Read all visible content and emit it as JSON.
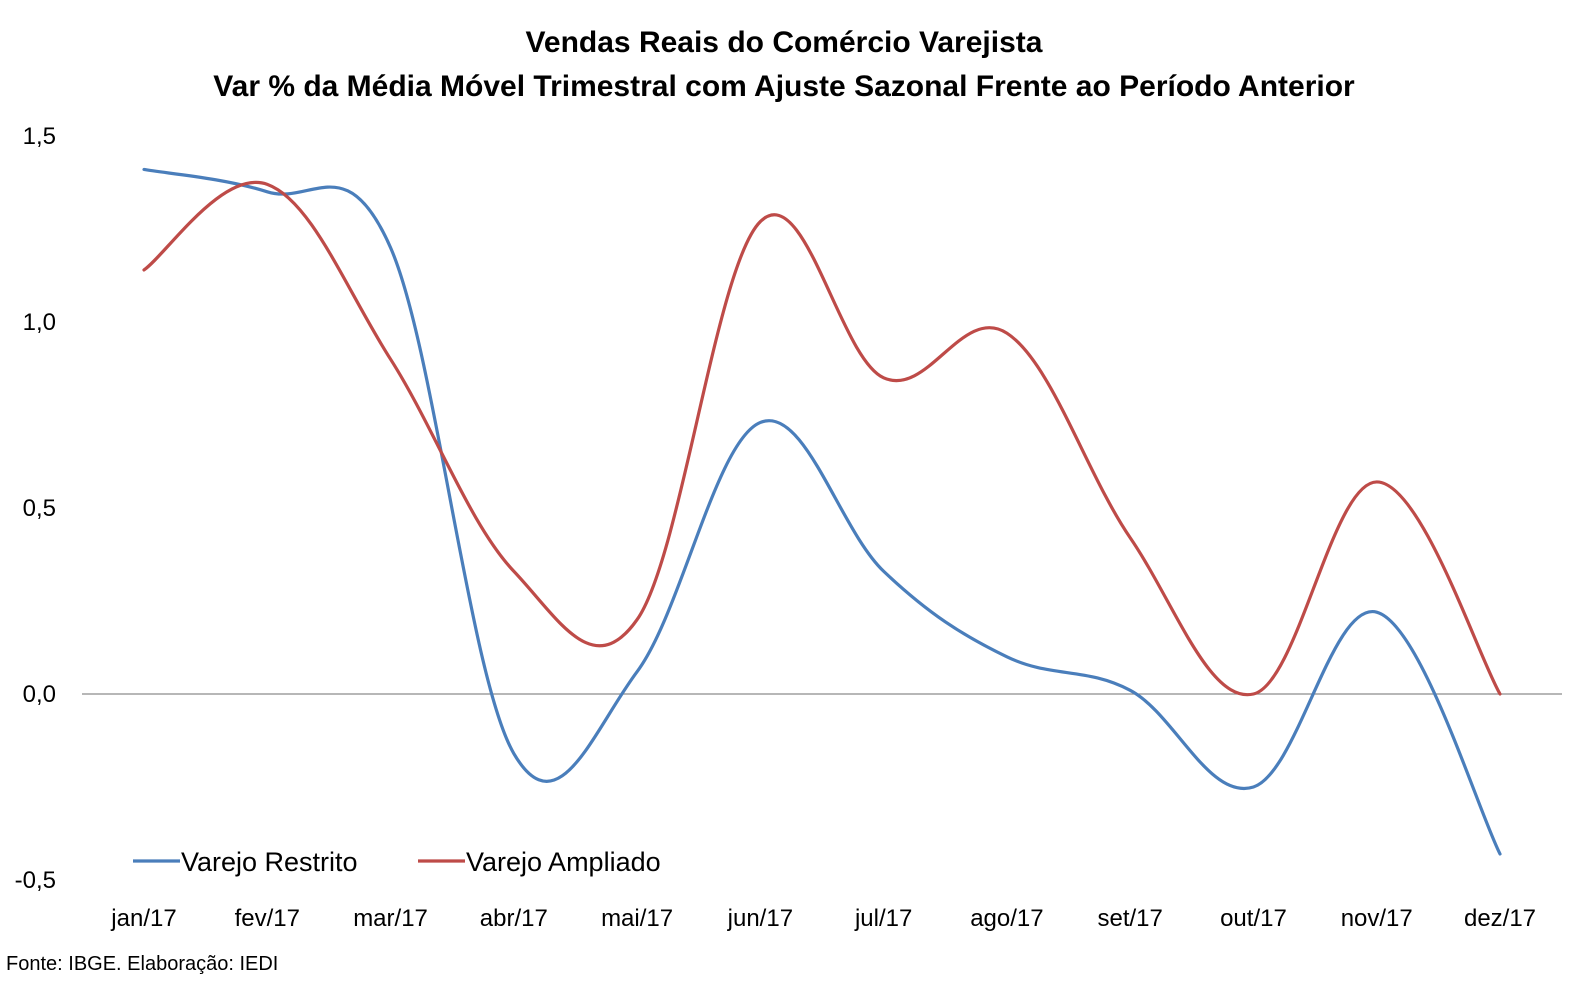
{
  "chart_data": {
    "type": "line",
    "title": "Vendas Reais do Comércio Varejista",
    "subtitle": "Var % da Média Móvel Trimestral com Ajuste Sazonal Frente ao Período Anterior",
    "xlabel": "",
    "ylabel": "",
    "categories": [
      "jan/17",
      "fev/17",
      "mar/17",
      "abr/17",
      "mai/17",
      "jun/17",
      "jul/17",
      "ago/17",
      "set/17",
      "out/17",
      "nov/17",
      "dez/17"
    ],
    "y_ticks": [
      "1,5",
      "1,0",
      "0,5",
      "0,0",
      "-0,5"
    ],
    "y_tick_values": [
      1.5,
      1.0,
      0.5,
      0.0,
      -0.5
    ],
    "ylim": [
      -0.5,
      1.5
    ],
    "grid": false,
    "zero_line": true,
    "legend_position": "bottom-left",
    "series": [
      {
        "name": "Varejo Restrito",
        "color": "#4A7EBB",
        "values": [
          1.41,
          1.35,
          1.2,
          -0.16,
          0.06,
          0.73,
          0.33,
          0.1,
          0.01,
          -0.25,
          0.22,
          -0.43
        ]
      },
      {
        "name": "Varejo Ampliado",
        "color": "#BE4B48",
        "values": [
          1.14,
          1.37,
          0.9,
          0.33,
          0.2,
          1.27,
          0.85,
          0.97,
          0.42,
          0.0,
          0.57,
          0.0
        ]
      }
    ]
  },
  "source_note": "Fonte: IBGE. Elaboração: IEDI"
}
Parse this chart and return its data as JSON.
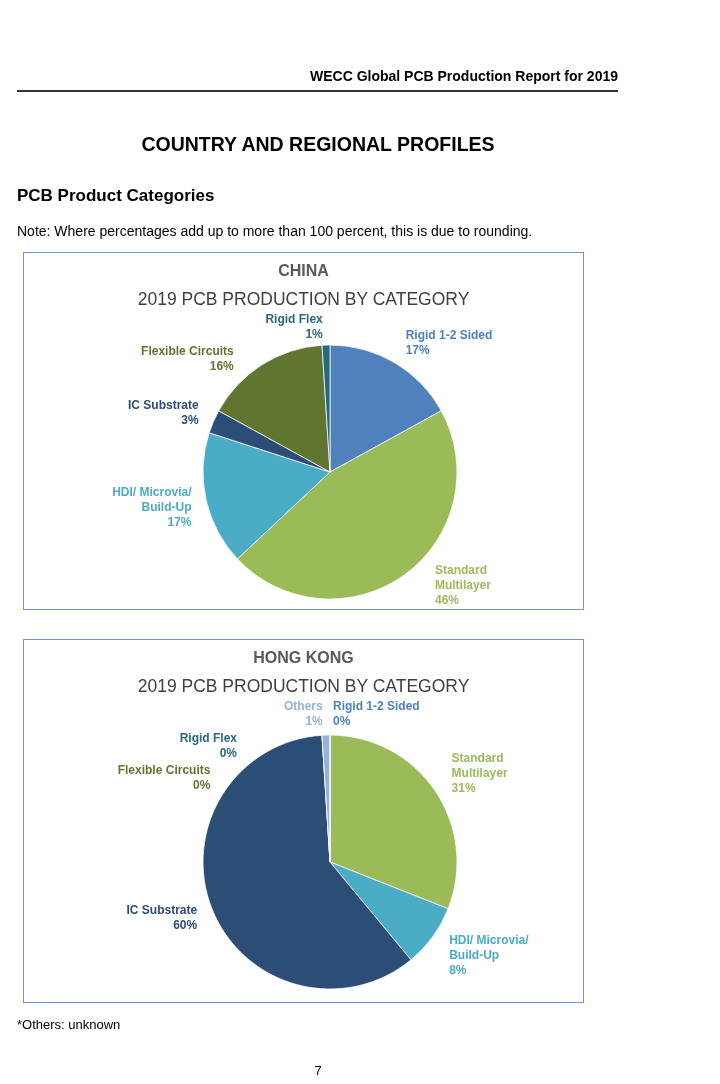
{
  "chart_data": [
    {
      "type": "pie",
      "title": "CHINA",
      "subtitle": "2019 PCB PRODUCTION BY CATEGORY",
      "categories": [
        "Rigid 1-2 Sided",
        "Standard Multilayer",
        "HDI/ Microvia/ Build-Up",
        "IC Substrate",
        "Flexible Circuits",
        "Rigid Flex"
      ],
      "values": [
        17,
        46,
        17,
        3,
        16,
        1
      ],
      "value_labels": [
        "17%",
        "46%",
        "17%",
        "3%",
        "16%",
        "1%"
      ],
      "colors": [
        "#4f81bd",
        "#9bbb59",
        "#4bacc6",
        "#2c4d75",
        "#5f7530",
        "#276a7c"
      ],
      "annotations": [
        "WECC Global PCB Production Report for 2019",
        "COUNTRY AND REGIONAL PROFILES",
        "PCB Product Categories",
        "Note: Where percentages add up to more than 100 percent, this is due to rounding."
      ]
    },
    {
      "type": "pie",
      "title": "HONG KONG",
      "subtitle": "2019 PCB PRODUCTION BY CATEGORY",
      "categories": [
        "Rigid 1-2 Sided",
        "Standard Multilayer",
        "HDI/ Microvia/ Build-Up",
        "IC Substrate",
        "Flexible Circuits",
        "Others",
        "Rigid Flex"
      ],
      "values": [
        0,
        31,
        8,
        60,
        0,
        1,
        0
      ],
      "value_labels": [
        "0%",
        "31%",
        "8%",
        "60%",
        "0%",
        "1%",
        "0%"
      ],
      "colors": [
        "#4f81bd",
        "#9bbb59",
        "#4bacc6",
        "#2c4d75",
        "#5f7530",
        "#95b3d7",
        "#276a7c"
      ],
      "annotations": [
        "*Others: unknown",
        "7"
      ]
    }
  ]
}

§ §

→ WHAT IS REQUIRED
Repeat the material above word for word and skip every image in it.

→ RESPONSE BELOW
Read all visible content and emit it as JSON.
{
  "chart_data": {
    "type": "line",
    "title": "Vendas Reais do Comércio Varejista",
    "subtitle": "Var % da Média Móvel Trimestral com Ajuste Sazonal Frente ao Período Anterior",
    "xlabel": "",
    "ylabel": "",
    "categories": [
      "jan/17",
      "fev/17",
      "mar/17",
      "abr/17",
      "mai/17",
      "jun/17",
      "jul/17",
      "ago/17",
      "set/17",
      "out/17",
      "nov/17",
      "dez/17"
    ],
    "y_ticks": [
      "1,5",
      "1,0",
      "0,5",
      "0,0",
      "-0,5"
    ],
    "y_tick_values": [
      1.5,
      1.0,
      0.5,
      0.0,
      -0.5
    ],
    "ylim": [
      -0.5,
      1.5
    ],
    "grid": false,
    "zero_line": true,
    "legend_position": "bottom-left",
    "series": [
      {
        "name": "Varejo Restrito",
        "color": "#4A7EBB",
        "values": [
          1.41,
          1.35,
          1.2,
          -0.16,
          0.06,
          0.73,
          0.33,
          0.1,
          0.01,
          -0.25,
          0.22,
          -0.43
        ]
      },
      {
        "name": "Varejo Ampliado",
        "color": "#BE4B48",
        "values": [
          1.14,
          1.37,
          0.9,
          0.33,
          0.2,
          1.27,
          0.85,
          0.97,
          0.42,
          0.0,
          0.57,
          0.0
        ]
      }
    ]
  },
  "source_note": "Fonte: IBGE. Elaboração: IEDI"
}
Parse this chart and return its data as JSON.
{
  "chart_data": [
    {
      "type": "pie",
      "title": "CHINA",
      "subtitle": "2019 PCB PRODUCTION BY CATEGORY",
      "categories": [
        "Rigid 1-2 Sided",
        "Standard Multilayer",
        "HDI/ Microvia/ Build-Up",
        "IC Substrate",
        "Flexible Circuits",
        "Rigid Flex"
      ],
      "values": [
        17,
        46,
        17,
        3,
        16,
        1
      ],
      "value_labels": [
        "17%",
        "46%",
        "17%",
        "3%",
        "16%",
        "1%"
      ],
      "colors": [
        "#4f81bd",
        "#9bbb59",
        "#4bacc6",
        "#2c4d75",
        "#5f7530",
        "#276a7c"
      ],
      "annotations": [
        "WECC Global PCB Production Report for 2019",
        "COUNTRY AND REGIONAL PROFILES",
        "PCB Product Categories",
        "Note: Where percentages add up to more than 100 percent, this is due to rounding."
      ]
    },
    {
      "type": "pie",
      "title": "HONG KONG",
      "subtitle": "2019 PCB PRODUCTION BY CATEGORY",
      "categories": [
        "Rigid 1-2 Sided",
        "Standard Multilayer",
        "HDI/ Microvia/ Build-Up",
        "IC Substrate",
        "Flexible Circuits",
        "Others",
        "Rigid Flex"
      ],
      "values": [
        0,
        31,
        8,
        60,
        0,
        1,
        0
      ],
      "value_labels": [
        "0%",
        "31%",
        "8%",
        "60%",
        "0%",
        "1%",
        "0%"
      ],
      "colors": [
        "#4f81bd",
        "#9bbb59",
        "#4bacc6",
        "#2c4d75",
        "#5f7530",
        "#95b3d7",
        "#276a7c"
      ],
      "annotations": [
        "*Others: unknown",
        "7"
      ]
    }
  ]
}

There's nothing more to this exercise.